Description of the task:
All of the records listed below should be retyped exactly.

Input data:
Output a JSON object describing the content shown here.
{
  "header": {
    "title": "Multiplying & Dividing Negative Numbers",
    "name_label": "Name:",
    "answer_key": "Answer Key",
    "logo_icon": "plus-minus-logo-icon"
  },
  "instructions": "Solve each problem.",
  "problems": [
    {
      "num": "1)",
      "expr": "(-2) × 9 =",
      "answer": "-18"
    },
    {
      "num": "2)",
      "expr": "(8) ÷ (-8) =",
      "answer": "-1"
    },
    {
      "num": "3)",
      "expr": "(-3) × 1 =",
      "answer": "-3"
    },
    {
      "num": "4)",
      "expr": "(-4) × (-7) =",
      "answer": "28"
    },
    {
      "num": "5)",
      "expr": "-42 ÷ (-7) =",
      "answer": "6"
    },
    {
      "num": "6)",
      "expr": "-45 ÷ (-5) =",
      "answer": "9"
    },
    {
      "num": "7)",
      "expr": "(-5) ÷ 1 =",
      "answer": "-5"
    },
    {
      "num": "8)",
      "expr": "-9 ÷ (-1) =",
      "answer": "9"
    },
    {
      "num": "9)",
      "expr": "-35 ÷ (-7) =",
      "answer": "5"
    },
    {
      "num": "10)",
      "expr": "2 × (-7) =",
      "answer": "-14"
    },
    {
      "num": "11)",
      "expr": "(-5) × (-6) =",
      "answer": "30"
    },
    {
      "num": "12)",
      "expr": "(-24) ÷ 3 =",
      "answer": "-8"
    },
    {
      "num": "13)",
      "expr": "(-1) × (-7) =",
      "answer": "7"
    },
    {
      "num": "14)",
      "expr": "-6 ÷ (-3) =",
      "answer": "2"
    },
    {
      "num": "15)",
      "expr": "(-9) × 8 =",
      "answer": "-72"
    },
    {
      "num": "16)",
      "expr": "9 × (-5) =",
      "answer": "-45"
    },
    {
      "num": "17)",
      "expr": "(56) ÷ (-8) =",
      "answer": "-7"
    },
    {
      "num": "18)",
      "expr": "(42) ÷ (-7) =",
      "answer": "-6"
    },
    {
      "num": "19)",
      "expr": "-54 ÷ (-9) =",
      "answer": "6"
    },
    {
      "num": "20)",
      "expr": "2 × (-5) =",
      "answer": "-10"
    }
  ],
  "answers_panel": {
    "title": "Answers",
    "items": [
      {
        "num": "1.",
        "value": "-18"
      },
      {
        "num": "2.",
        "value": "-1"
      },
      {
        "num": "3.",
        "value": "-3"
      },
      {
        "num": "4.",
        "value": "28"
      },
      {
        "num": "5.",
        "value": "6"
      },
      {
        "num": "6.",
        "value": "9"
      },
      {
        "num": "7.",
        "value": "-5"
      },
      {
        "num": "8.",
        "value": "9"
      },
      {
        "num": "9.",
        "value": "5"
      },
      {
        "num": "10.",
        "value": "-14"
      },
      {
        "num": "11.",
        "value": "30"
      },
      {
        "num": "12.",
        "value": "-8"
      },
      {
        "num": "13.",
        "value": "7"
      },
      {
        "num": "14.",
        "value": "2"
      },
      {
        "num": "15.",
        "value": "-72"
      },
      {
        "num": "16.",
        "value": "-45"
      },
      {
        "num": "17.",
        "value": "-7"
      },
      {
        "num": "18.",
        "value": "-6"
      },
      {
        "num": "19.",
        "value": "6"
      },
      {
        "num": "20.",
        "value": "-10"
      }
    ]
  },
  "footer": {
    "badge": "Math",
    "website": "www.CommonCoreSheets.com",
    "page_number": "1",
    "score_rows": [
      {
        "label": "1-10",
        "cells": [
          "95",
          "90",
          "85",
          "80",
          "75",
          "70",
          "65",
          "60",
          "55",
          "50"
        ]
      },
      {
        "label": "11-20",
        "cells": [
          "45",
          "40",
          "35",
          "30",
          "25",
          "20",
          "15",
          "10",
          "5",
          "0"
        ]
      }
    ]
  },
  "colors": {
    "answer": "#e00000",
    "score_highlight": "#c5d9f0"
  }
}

Answer to this problem:
Output a JSON object describing the content shown here.
{
  "header": {
    "title": "Multiplying & Dividing Negative Numbers",
    "name_label": "Name:",
    "answer_key": "Answer Key",
    "logo_icon": "plus-minus-logo-icon"
  },
  "instructions": "Solve each problem.",
  "problems": [
    {
      "num": "1)",
      "expr": "(-2) × 9 =",
      "answer": "-18"
    },
    {
      "num": "2)",
      "expr": "(8) ÷ (-8) =",
      "answer": "-1"
    },
    {
      "num": "3)",
      "expr": "(-3) × 1 =",
      "answer": "-3"
    },
    {
      "num": "4)",
      "expr": "(-4) × (-7) =",
      "answer": "28"
    },
    {
      "num": "5)",
      "expr": "-42 ÷ (-7) =",
      "answer": "6"
    },
    {
      "num": "6)",
      "expr": "-45 ÷ (-5) =",
      "answer": "9"
    },
    {
      "num": "7)",
      "expr": "(-5) ÷ 1 =",
      "answer": "-5"
    },
    {
      "num": "8)",
      "expr": "-9 ÷ (-1) =",
      "answer": "9"
    },
    {
      "num": "9)",
      "expr": "-35 ÷ (-7) =",
      "answer": "5"
    },
    {
      "num": "10)",
      "expr": "2 × (-7) =",
      "answer": "-14"
    },
    {
      "num": "11)",
      "expr": "(-5) × (-6) =",
      "answer": "30"
    },
    {
      "num": "12)",
      "expr": "(-24) ÷ 3 =",
      "answer": "-8"
    },
    {
      "num": "13)",
      "expr": "(-1) × (-7) =",
      "answer": "7"
    },
    {
      "num": "14)",
      "expr": "-6 ÷ (-3) =",
      "answer": "2"
    },
    {
      "num": "15)",
      "expr": "(-9) × 8 =",
      "answer": "-72"
    },
    {
      "num": "16)",
      "expr": "9 × (-5) =",
      "answer": "-45"
    },
    {
      "num": "17)",
      "expr": "(56) ÷ (-8) =",
      "answer": "-7"
    },
    {
      "num": "18)",
      "expr": "(42) ÷ (-7) =",
      "answer": "-6"
    },
    {
      "num": "19)",
      "expr": "-54 ÷ (-9) =",
      "answer": "6"
    },
    {
      "num": "20)",
      "expr": "2 × (-5) =",
      "answer": "-10"
    }
  ],
  "answers_panel": {
    "title": "Answers",
    "items": [
      {
        "num": "1.",
        "value": "-18"
      },
      {
        "num": "2.",
        "value": "-1"
      },
      {
        "num": "3.",
        "value": "-3"
      },
      {
        "num": "4.",
        "value": "28"
      },
      {
        "num": "5.",
        "value": "6"
      },
      {
        "num": "6.",
        "value": "9"
      },
      {
        "num": "7.",
        "value": "-5"
      },
      {
        "num": "8.",
        "value": "9"
      },
      {
        "num": "9.",
        "value": "5"
      },
      {
        "num": "10.",
        "value": "-14"
      },
      {
        "num": "11.",
        "value": "30"
      },
      {
        "num": "12.",
        "value": "-8"
      },
      {
        "num": "13.",
        "value": "7"
      },
      {
        "num": "14.",
        "value": "2"
      },
      {
        "num": "15.",
        "value": "-72"
      },
      {
        "num": "16.",
        "value": "-45"
      },
      {
        "num": "17.",
        "value": "-7"
      },
      {
        "num": "18.",
        "value": "-6"
      },
      {
        "num": "19.",
        "value": "6"
      },
      {
        "num": "20.",
        "value": "-10"
      }
    ]
  },
  "footer": {
    "badge": "Math",
    "website": "www.CommonCoreSheets.com",
    "page_number": "1",
    "score_rows": [
      {
        "label": "1-10",
        "cells": [
          "95",
          "90",
          "85",
          "80",
          "75",
          "70",
          "65",
          "60",
          "55",
          "50"
        ]
      },
      {
        "label": "11-20",
        "cells": [
          "45",
          "40",
          "35",
          "30",
          "25",
          "20",
          "15",
          "10",
          "5",
          "0"
        ]
      }
    ]
  },
  "colors": {
    "answer": "#e00000",
    "score_highlight": "#c5d9f0"
  }
}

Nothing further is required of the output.